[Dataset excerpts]
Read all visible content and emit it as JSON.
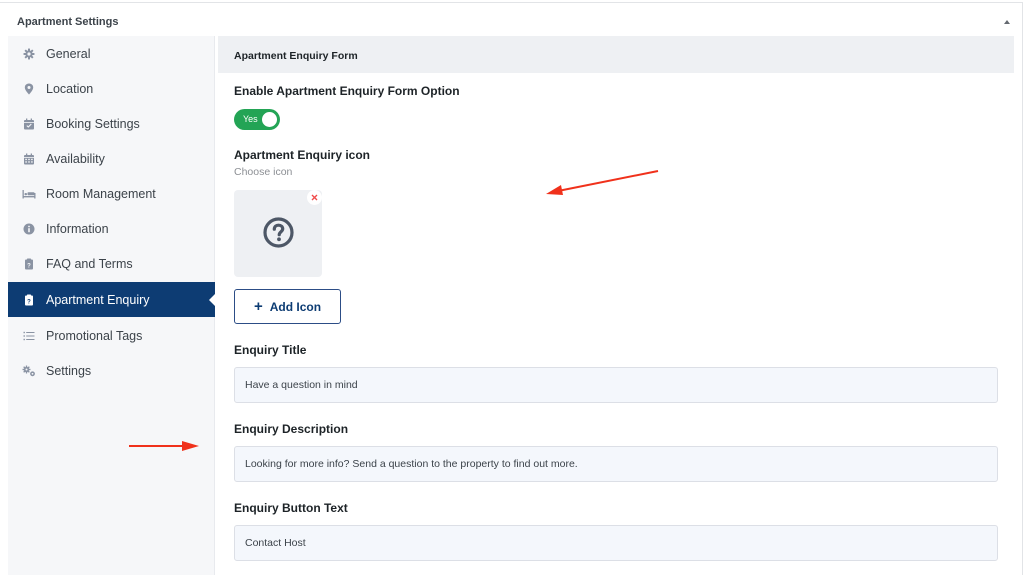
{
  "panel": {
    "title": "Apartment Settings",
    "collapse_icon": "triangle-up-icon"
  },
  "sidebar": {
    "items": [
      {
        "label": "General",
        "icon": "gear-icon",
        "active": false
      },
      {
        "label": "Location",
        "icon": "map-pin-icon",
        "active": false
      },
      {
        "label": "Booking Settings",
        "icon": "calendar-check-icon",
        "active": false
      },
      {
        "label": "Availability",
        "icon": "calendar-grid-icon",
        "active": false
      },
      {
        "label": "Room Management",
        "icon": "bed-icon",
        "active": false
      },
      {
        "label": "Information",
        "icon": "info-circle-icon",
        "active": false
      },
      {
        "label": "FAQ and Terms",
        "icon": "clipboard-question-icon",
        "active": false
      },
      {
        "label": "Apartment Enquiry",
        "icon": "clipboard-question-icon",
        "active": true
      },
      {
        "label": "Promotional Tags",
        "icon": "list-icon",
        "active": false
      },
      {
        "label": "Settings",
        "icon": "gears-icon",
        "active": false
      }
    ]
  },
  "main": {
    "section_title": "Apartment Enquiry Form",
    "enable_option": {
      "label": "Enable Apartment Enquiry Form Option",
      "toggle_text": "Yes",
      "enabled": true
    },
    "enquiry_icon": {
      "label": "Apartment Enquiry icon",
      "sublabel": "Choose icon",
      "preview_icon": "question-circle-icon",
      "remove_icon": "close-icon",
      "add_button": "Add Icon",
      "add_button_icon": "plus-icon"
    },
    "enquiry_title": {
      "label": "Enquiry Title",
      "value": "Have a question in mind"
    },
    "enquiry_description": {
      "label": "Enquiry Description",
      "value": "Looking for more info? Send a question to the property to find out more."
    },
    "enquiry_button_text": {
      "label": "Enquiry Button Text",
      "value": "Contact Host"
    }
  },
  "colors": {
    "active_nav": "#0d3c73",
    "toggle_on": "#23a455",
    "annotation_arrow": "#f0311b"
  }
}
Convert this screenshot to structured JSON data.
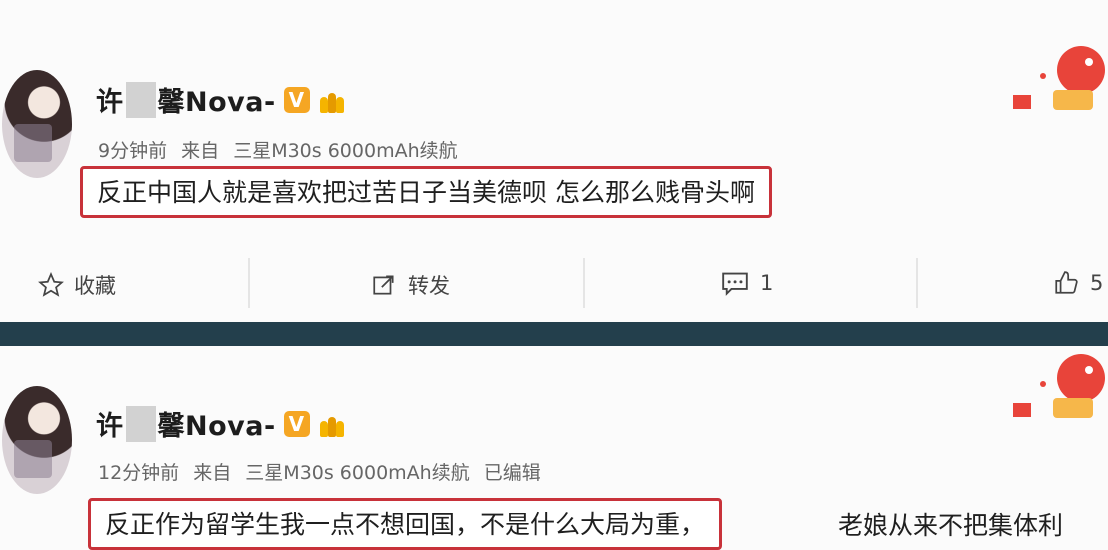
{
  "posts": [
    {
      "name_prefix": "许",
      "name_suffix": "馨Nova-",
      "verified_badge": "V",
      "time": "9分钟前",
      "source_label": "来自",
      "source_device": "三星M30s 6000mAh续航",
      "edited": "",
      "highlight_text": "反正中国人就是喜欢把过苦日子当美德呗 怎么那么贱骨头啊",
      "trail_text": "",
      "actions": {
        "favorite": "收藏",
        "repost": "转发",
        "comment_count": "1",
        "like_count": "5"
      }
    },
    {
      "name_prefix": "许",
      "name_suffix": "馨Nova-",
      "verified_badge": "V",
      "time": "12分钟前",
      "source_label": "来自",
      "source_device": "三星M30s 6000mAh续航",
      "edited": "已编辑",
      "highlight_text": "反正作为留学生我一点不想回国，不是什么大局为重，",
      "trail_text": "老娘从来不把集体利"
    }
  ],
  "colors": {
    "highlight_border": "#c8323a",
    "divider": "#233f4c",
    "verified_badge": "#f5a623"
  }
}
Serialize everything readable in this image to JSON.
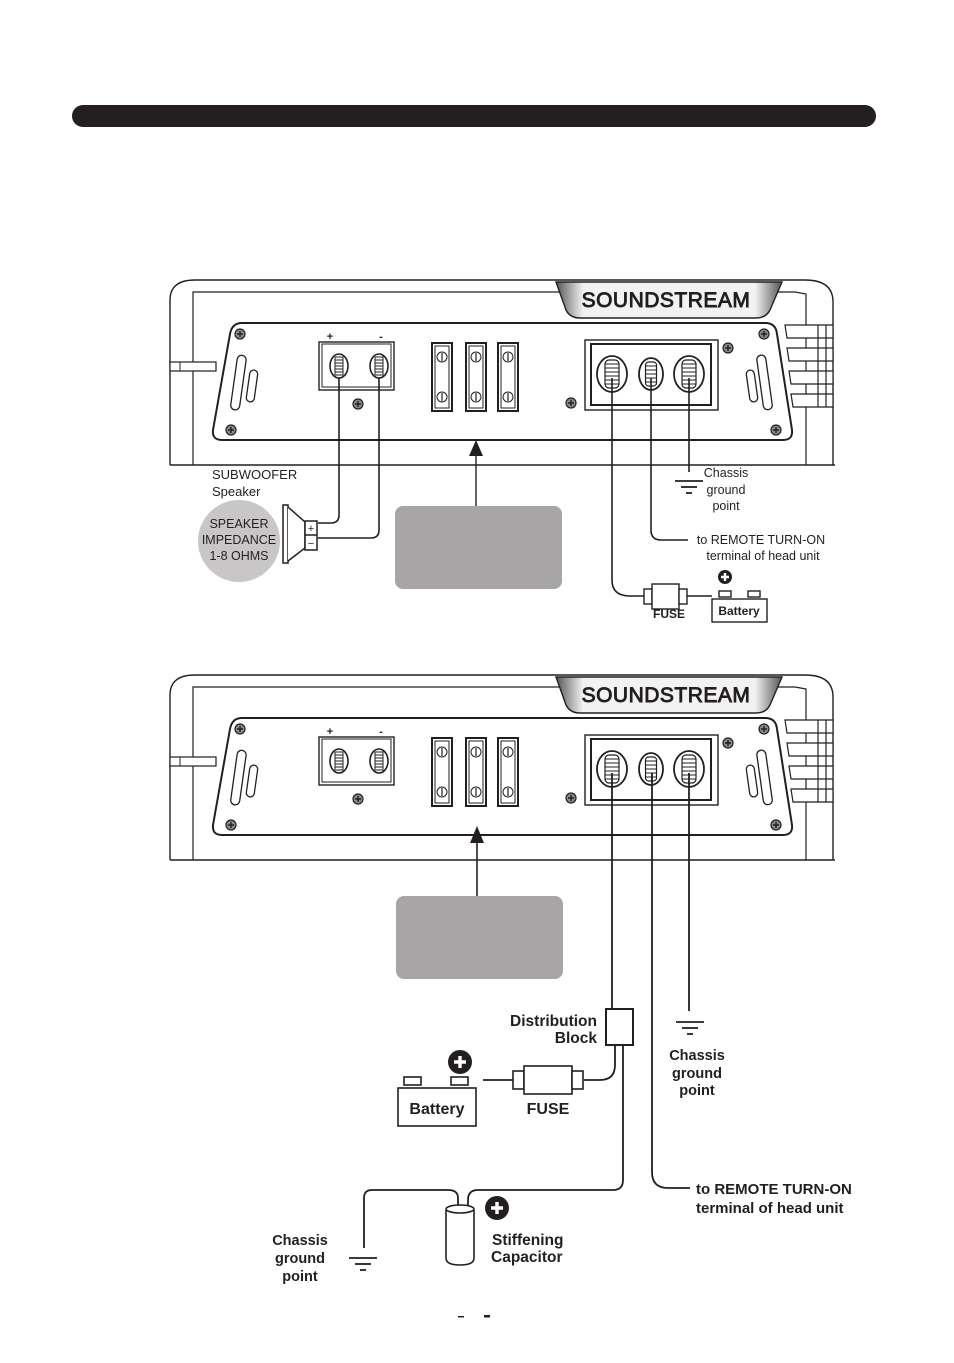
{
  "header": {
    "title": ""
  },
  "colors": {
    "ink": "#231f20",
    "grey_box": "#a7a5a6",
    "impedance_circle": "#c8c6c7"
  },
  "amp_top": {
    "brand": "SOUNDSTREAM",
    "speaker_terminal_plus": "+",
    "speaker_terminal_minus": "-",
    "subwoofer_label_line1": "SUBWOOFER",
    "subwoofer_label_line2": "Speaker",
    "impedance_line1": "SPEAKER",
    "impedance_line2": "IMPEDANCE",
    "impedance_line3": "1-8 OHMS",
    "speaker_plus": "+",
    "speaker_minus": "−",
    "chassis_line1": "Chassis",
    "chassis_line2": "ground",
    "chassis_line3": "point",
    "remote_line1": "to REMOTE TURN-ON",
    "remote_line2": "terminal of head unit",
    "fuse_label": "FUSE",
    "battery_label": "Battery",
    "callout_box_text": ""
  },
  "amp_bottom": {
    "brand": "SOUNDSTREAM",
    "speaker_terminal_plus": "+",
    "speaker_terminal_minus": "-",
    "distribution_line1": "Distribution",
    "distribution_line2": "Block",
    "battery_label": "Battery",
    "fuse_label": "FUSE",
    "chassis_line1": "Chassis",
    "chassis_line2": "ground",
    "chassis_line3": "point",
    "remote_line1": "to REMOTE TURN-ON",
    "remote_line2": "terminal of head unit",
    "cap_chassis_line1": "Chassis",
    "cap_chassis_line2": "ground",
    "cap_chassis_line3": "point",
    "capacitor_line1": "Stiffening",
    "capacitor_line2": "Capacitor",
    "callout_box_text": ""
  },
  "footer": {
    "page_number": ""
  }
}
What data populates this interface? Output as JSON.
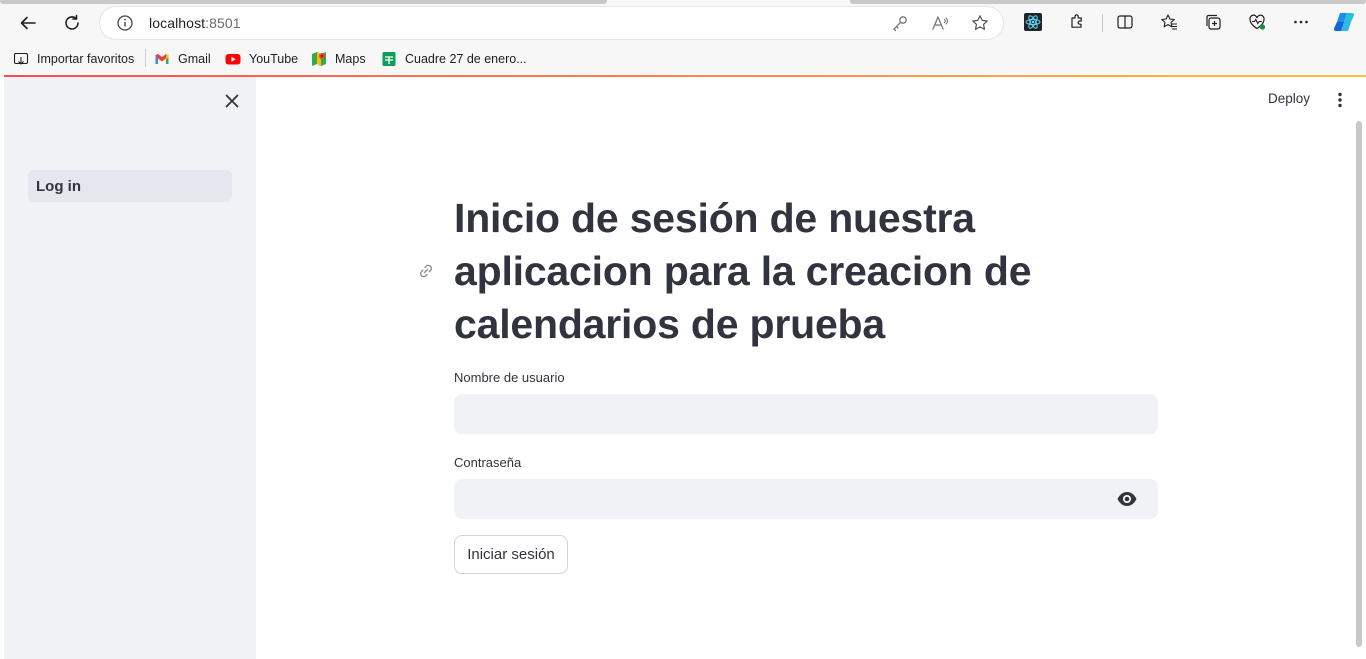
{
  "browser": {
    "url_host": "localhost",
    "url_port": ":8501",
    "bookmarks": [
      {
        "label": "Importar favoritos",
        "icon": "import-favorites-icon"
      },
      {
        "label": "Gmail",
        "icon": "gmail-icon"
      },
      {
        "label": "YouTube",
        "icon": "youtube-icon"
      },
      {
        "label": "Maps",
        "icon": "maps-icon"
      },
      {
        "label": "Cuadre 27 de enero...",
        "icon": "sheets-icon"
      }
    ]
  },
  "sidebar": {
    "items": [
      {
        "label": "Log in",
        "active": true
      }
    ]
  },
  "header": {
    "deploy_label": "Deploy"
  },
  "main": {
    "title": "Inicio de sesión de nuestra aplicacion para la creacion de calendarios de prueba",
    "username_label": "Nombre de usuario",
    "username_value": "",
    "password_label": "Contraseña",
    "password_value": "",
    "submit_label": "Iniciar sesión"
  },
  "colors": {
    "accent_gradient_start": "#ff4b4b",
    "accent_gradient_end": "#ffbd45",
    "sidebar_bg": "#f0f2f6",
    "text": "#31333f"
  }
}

> [JOB]:
Reproduce the full listing above verbatim, with no pictures included.

> [WORKED ANSWER]:
Read all visible content and emit it as JSON.
{
  "panel": {
    "title": "Apartment Settings",
    "collapse_icon": "triangle-up-icon"
  },
  "sidebar": {
    "items": [
      {
        "label": "General",
        "icon": "gear-icon",
        "active": false
      },
      {
        "label": "Location",
        "icon": "map-pin-icon",
        "active": false
      },
      {
        "label": "Booking Settings",
        "icon": "calendar-check-icon",
        "active": false
      },
      {
        "label": "Availability",
        "icon": "calendar-grid-icon",
        "active": false
      },
      {
        "label": "Room Management",
        "icon": "bed-icon",
        "active": false
      },
      {
        "label": "Information",
        "icon": "info-circle-icon",
        "active": false
      },
      {
        "label": "FAQ and Terms",
        "icon": "clipboard-question-icon",
        "active": false
      },
      {
        "label": "Apartment Enquiry",
        "icon": "clipboard-question-icon",
        "active": true
      },
      {
        "label": "Promotional Tags",
        "icon": "list-icon",
        "active": false
      },
      {
        "label": "Settings",
        "icon": "gears-icon",
        "active": false
      }
    ]
  },
  "main": {
    "section_title": "Apartment Enquiry Form",
    "enable_option": {
      "label": "Enable Apartment Enquiry Form Option",
      "toggle_text": "Yes",
      "enabled": true
    },
    "enquiry_icon": {
      "label": "Apartment Enquiry icon",
      "sublabel": "Choose icon",
      "preview_icon": "question-circle-icon",
      "remove_icon": "close-icon",
      "add_button": "Add Icon",
      "add_button_icon": "plus-icon"
    },
    "enquiry_title": {
      "label": "Enquiry Title",
      "value": "Have a question in mind"
    },
    "enquiry_description": {
      "label": "Enquiry Description",
      "value": "Looking for more info? Send a question to the property to find out more."
    },
    "enquiry_button_text": {
      "label": "Enquiry Button Text",
      "value": "Contact Host"
    }
  },
  "colors": {
    "active_nav": "#0d3c73",
    "toggle_on": "#23a455",
    "annotation_arrow": "#f0311b"
  }
}
Convert this screenshot to structured JSON data.
{
  "posts": [
    {
      "name_prefix": "许",
      "name_suffix": "馨Nova-",
      "verified_badge": "V",
      "time": "9分钟前",
      "source_label": "来自",
      "source_device": "三星M30s 6000mAh续航",
      "edited": "",
      "highlight_text": "反正中国人就是喜欢把过苦日子当美德呗 怎么那么贱骨头啊",
      "trail_text": "",
      "actions": {
        "favorite": "收藏",
        "repost": "转发",
        "comment_count": "1",
        "like_count": "5"
      }
    },
    {
      "name_prefix": "许",
      "name_suffix": "馨Nova-",
      "verified_badge": "V",
      "time": "12分钟前",
      "source_label": "来自",
      "source_device": "三星M30s 6000mAh续航",
      "edited": "已编辑",
      "highlight_text": "反正作为留学生我一点不想回国，不是什么大局为重，",
      "trail_text": "老娘从来不把集体利"
    }
  ],
  "colors": {
    "highlight_border": "#c8323a",
    "divider": "#233f4c",
    "verified_badge": "#f5a623"
  }
}
Serialize everything readable in this image to JSON.
{
  "header": {
    "title": ""
  },
  "colors": {
    "ink": "#231f20",
    "grey_box": "#a7a5a6",
    "impedance_circle": "#c8c6c7"
  },
  "amp_top": {
    "brand": "SOUNDSTREAM",
    "speaker_terminal_plus": "+",
    "speaker_terminal_minus": "-",
    "subwoofer_label_line1": "SUBWOOFER",
    "subwoofer_label_line2": "Speaker",
    "impedance_line1": "SPEAKER",
    "impedance_line2": "IMPEDANCE",
    "impedance_line3": "1-8 OHMS",
    "speaker_plus": "+",
    "speaker_minus": "−",
    "chassis_line1": "Chassis",
    "chassis_line2": "ground",
    "chassis_line3": "point",
    "remote_line1": "to REMOTE TURN-ON",
    "remote_line2": "terminal of head unit",
    "fuse_label": "FUSE",
    "battery_label": "Battery",
    "callout_box_text": ""
  },
  "amp_bottom": {
    "brand": "SOUNDSTREAM",
    "speaker_terminal_plus": "+",
    "speaker_terminal_minus": "-",
    "distribution_line1": "Distribution",
    "distribution_line2": "Block",
    "battery_label": "Battery",
    "fuse_label": "FUSE",
    "chassis_line1": "Chassis",
    "chassis_line2": "ground",
    "chassis_line3": "point",
    "remote_line1": "to REMOTE TURN-ON",
    "remote_line2": "terminal of head unit",
    "cap_chassis_line1": "Chassis",
    "cap_chassis_line2": "ground",
    "cap_chassis_line3": "point",
    "capacitor_line1": "Stiffening",
    "capacitor_line2": "Capacitor",
    "callout_box_text": ""
  },
  "footer": {
    "page_number": ""
  }
}
What data populates this interface? Output as JSON.
{
  "browser": {
    "url_host": "localhost",
    "url_port": ":8501",
    "bookmarks": [
      {
        "label": "Importar favoritos",
        "icon": "import-favorites-icon"
      },
      {
        "label": "Gmail",
        "icon": "gmail-icon"
      },
      {
        "label": "YouTube",
        "icon": "youtube-icon"
      },
      {
        "label": "Maps",
        "icon": "maps-icon"
      },
      {
        "label": "Cuadre 27 de enero...",
        "icon": "sheets-icon"
      }
    ]
  },
  "sidebar": {
    "items": [
      {
        "label": "Log in",
        "active": true
      }
    ]
  },
  "header": {
    "deploy_label": "Deploy"
  },
  "main": {
    "title": "Inicio de sesión de nuestra aplicacion para la creacion de calendarios de prueba",
    "username_label": "Nombre de usuario",
    "username_value": "",
    "password_label": "Contraseña",
    "password_value": "",
    "submit_label": "Iniciar sesión"
  },
  "colors": {
    "accent_gradient_start": "#ff4b4b",
    "accent_gradient_end": "#ffbd45",
    "sidebar_bg": "#f0f2f6",
    "text": "#31333f"
  }
}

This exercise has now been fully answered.